---------- INFORMATION GIVEN
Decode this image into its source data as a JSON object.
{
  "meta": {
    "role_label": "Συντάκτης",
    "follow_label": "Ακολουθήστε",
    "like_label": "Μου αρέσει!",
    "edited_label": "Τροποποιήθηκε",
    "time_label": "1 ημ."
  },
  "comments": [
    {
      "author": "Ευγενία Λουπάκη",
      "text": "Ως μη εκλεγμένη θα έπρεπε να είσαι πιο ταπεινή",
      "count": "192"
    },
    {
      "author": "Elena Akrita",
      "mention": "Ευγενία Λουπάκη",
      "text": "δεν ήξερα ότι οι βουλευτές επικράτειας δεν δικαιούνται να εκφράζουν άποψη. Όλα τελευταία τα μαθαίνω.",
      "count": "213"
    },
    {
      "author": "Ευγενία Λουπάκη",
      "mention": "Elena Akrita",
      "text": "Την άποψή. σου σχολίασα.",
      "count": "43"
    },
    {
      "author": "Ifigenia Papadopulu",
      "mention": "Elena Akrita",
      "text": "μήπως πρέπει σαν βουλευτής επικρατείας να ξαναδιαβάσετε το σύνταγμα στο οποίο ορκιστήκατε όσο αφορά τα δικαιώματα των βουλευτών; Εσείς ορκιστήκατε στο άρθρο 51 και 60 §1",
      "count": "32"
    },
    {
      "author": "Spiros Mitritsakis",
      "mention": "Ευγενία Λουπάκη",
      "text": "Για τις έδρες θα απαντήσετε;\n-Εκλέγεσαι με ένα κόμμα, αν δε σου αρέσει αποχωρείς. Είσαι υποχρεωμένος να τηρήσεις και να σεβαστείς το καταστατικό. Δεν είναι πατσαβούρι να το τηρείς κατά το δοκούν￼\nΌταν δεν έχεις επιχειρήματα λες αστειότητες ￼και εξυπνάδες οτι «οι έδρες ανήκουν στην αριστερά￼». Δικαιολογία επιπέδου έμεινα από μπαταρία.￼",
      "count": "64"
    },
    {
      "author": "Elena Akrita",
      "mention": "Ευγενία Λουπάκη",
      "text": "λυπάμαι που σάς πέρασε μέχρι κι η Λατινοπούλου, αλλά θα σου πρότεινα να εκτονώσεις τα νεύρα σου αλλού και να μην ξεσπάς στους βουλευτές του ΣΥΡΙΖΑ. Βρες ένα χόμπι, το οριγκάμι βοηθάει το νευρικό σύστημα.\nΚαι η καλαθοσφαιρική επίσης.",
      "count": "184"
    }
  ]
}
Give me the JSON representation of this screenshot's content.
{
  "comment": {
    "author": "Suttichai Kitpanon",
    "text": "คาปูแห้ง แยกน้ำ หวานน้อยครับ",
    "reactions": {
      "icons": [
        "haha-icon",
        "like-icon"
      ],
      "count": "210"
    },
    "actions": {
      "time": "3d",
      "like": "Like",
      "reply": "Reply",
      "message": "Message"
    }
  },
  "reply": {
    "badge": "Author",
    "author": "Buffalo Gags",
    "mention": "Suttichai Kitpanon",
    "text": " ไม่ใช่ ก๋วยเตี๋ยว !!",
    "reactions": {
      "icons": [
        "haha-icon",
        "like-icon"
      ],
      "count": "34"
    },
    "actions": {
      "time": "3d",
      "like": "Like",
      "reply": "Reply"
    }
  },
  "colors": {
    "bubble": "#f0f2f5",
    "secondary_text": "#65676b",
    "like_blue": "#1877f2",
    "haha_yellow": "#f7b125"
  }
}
--------------------
From the data above, show each line that contains "Suttichai".

    "author": "Suttichai Kitpanon",
    "mention": "Suttichai Kitpanon",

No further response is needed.